> [Problem statement] Each record below is to be reproduced without any change.

> [Exercise material]
*-*-*
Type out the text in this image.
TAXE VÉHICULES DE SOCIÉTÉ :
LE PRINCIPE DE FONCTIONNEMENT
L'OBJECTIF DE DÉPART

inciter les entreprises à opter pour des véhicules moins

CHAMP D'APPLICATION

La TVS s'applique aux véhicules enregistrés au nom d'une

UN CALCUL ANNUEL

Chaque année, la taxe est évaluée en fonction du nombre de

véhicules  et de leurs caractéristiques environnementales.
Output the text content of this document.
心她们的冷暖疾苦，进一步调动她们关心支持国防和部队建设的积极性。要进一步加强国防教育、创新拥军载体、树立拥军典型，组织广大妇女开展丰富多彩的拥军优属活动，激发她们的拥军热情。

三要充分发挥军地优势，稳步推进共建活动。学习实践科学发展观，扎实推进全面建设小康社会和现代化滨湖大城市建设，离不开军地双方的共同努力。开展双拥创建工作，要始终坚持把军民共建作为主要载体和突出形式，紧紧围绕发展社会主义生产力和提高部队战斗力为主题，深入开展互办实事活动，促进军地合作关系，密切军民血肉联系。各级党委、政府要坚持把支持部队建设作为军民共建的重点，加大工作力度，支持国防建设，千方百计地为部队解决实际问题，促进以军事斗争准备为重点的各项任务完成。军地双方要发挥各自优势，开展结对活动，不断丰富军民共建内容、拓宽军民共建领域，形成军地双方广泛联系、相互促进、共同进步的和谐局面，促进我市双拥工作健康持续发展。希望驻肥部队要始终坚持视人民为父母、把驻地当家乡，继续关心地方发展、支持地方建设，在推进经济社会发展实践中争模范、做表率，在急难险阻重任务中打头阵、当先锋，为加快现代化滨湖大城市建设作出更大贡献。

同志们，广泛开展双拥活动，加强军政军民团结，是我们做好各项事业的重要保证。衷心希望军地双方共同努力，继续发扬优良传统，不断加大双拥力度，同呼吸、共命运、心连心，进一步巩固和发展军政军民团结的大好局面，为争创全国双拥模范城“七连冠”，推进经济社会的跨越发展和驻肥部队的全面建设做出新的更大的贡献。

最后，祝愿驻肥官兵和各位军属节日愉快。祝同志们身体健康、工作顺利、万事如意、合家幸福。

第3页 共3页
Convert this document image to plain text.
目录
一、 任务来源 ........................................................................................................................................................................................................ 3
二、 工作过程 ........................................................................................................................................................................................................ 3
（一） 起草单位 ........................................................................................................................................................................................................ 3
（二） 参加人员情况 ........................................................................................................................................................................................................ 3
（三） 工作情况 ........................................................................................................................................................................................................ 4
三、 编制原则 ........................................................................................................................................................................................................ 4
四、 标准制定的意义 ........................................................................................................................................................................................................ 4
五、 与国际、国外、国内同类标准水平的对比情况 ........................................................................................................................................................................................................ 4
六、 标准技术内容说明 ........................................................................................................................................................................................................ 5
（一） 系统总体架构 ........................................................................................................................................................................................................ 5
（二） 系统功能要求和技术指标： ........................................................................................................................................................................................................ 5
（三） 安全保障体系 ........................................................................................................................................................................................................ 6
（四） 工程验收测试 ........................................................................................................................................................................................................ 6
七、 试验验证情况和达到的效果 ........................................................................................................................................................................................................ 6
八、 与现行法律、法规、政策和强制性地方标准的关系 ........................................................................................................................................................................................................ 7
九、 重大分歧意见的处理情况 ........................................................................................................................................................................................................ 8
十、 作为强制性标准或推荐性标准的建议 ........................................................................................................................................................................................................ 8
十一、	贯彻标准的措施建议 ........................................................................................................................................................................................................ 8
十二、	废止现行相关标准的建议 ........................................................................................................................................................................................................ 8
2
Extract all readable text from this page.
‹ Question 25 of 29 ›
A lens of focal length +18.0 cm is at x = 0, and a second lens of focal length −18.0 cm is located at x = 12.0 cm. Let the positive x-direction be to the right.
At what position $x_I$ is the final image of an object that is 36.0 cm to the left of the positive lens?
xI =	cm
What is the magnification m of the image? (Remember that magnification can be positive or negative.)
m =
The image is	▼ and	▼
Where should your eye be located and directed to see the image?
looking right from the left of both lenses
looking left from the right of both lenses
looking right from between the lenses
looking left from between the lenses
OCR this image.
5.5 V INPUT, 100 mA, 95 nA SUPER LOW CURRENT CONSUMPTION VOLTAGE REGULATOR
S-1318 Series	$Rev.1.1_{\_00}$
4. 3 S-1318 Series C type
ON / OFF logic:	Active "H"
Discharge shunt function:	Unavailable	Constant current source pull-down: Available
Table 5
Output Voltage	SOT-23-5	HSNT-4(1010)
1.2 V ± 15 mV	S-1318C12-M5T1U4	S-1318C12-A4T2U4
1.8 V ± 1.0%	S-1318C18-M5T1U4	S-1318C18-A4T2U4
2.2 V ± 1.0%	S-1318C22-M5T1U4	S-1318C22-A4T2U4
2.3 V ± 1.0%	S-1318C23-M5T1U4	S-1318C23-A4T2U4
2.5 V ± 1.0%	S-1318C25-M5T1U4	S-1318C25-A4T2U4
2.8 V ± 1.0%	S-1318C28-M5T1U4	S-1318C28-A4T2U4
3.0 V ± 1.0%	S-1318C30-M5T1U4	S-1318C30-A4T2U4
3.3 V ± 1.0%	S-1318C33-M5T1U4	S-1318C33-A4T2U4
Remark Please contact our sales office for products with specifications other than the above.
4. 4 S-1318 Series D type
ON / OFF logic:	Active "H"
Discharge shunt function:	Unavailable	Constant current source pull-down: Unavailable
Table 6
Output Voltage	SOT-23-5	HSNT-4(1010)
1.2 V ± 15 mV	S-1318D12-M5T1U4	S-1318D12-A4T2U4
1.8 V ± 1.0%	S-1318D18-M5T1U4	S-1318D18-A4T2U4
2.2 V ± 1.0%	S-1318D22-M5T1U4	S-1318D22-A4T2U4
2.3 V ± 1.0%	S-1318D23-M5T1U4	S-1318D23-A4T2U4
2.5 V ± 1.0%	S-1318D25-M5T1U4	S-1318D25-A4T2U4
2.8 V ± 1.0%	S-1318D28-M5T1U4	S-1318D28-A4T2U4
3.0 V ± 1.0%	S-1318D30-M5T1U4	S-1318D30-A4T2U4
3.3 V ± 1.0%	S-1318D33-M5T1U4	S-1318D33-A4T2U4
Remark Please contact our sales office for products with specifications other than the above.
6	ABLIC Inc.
*-*-*
> [Answer for the task]
Type out the text in this image.
TAXE VÉHICULES DE SOCIÉTÉ :
LE PRINCIPE DE FONCTIONNEMENT
L'OBJECTIF DE DÉPART

inciter les entreprises à opter pour des véhicules moins

CHAMP D'APPLICATION

La TVS s'applique aux véhicules enregistrés au nom d'une

UN CALCUL ANNUEL

Chaque année, la taxe est évaluée en fonction du nombre de

véhicules  et de leurs caractéristiques environnementales.
Output the text content of this document.
心她们的冷暖疾苦，进一步调动她们关心支持国防和部队建设的积极性。要进一步加强国防教育、创新拥军载体、树立拥军典型，组织广大妇女开展丰富多彩的拥军优属活动，激发她们的拥军热情。

三要充分发挥军地优势，稳步推进共建活动。学习实践科学发展观，扎实推进全面建设小康社会和现代化滨湖大城市建设，离不开军地双方的共同努力。开展双拥创建工作，要始终坚持把军民共建作为主要载体和突出形式，紧紧围绕发展社会主义生产力和提高部队战斗力为主题，深入开展互办实事活动，促进军地合作关系，密切军民血肉联系。各级党委、政府要坚持把支持部队建设作为军民共建的重点，加大工作力度，支持国防建设，千方百计地为部队解决实际问题，促进以军事斗争准备为重点的各项任务完成。军地双方要发挥各自优势，开展结对活动，不断丰富军民共建内容、拓宽军民共建领域，形成军地双方广泛联系、相互促进、共同进步的和谐局面，促进我市双拥工作健康持续发展。希望驻肥部队要始终坚持视人民为父母、把驻地当家乡，继续关心地方发展、支持地方建设，在推进经济社会发展实践中争模范、做表率，在急难险阻重任务中打头阵、当先锋，为加快现代化滨湖大城市建设作出更大贡献。

同志们，广泛开展双拥活动，加强军政军民团结，是我们做好各项事业的重要保证。衷心希望军地双方共同努力，继续发扬优良传统，不断加大双拥力度，同呼吸、共命运、心连心，进一步巩固和发展军政军民团结的大好局面，为争创全国双拥模范城“七连冠”，推进经济社会的跨越发展和驻肥部队的全面建设做出新的更大的贡献。

最后，祝愿驻肥官兵和各位军属节日愉快。祝同志们身体健康、工作顺利、万事如意、合家幸福。

第3页 共3页
Convert this document image to plain text.
目录
一、 任务来源 ........................................................................................................................................................................................................ 3
二、 工作过程 ........................................................................................................................................................................................................ 3
（一） 起草单位 ........................................................................................................................................................................................................ 3
（二） 参加人员情况 ........................................................................................................................................................................................................ 3
（三） 工作情况 ........................................................................................................................................................................................................ 4
三、 编制原则 ........................................................................................................................................................................................................ 4
四、 标准制定的意义 ........................................................................................................................................................................................................ 4
五、 与国际、国外、国内同类标准水平的对比情况 ........................................................................................................................................................................................................ 4
六、 标准技术内容说明 ........................................................................................................................................................................................................ 5
（一） 系统总体架构 ........................................................................................................................................................................................................ 5
（二） 系统功能要求和技术指标： ........................................................................................................................................................................................................ 5
（三） 安全保障体系 ........................................................................................................................................................................................................ 6
（四） 工程验收测试 ........................................................................................................................................................................................................ 6
七、 试验验证情况和达到的效果 ........................................................................................................................................................................................................ 6
八、 与现行法律、法规、政策和强制性地方标准的关系 ........................................................................................................................................................................................................ 7
九、 重大分歧意见的处理情况 ........................................................................................................................................................................................................ 8
十、 作为强制性标准或推荐性标准的建议 ........................................................................................................................................................................................................ 8
十一、	贯彻标准的措施建议 ........................................................................................................................................................................................................ 8
十二、	废止现行相关标准的建议 ........................................................................................................................................................................................................ 8
2
Extract all readable text from this page.
‹ Question 25 of 29 ›
A lens of focal length +18.0 cm is at x = 0, and a second lens of focal length −18.0 cm is located at x = 12.0 cm. Let the positive x-direction be to the right.
At what position $x_I$ is the final image of an object that is 36.0 cm to the left of the positive lens?
xI =	cm
What is the magnification m of the image? (Remember that magnification can be positive or negative.)
m =
The image is	▼ and	▼
Where should your eye be located and directed to see the image?
looking right from the left of both lenses
looking left from the right of both lenses
looking right from between the lenses
looking left from between the lenses
OCR this image.
5.5 V INPUT, 100 mA, 95 nA SUPER LOW CURRENT CONSUMPTION VOLTAGE REGULATOR
S-1318 Series	$Rev.1.1_{\_00}$
4. 3 S-1318 Series C type
ON / OFF logic:	Active "H"
Discharge shunt function:	Unavailable	Constant current source pull-down: Available
Table 5
Output Voltage	SOT-23-5	HSNT-4(1010)
1.2 V ± 15 mV	S-1318C12-M5T1U4	S-1318C12-A4T2U4
1.8 V ± 1.0%	S-1318C18-M5T1U4	S-1318C18-A4T2U4
2.2 V ± 1.0%	S-1318C22-M5T1U4	S-1318C22-A4T2U4
2.3 V ± 1.0%	S-1318C23-M5T1U4	S-1318C23-A4T2U4
2.5 V ± 1.0%	S-1318C25-M5T1U4	S-1318C25-A4T2U4
2.8 V ± 1.0%	S-1318C28-M5T1U4	S-1318C28-A4T2U4
3.0 V ± 1.0%	S-1318C30-M5T1U4	S-1318C30-A4T2U4
3.3 V ± 1.0%	S-1318C33-M5T1U4	S-1318C33-A4T2U4
Remark Please contact our sales office for products with specifications other than the above.
4. 4 S-1318 Series D type
ON / OFF logic:	Active "H"
Discharge shunt function:	Unavailable	Constant current source pull-down: Unavailable
Table 6
Output Voltage	SOT-23-5	HSNT-4(1010)
1.2 V ± 15 mV	S-1318D12-M5T1U4	S-1318D12-A4T2U4
1.8 V ± 1.0%	S-1318D18-M5T1U4	S-1318D18-A4T2U4
2.2 V ± 1.0%	S-1318D22-M5T1U4	S-1318D22-A4T2U4
2.3 V ± 1.0%	S-1318D23-M5T1U4	S-1318D23-A4T2U4
2.5 V ± 1.0%	S-1318D25-M5T1U4	S-1318D25-A4T2U4
2.8 V ± 1.0%	S-1318D28-M5T1U4	S-1318D28-A4T2U4
3.0 V ± 1.0%	S-1318D30-M5T1U4	S-1318D30-A4T2U4
3.3 V ± 1.0%	S-1318D33-M5T1U4	S-1318D33-A4T2U4
Remark Please contact our sales office for products with specifications other than the above.
6	ABLIC Inc.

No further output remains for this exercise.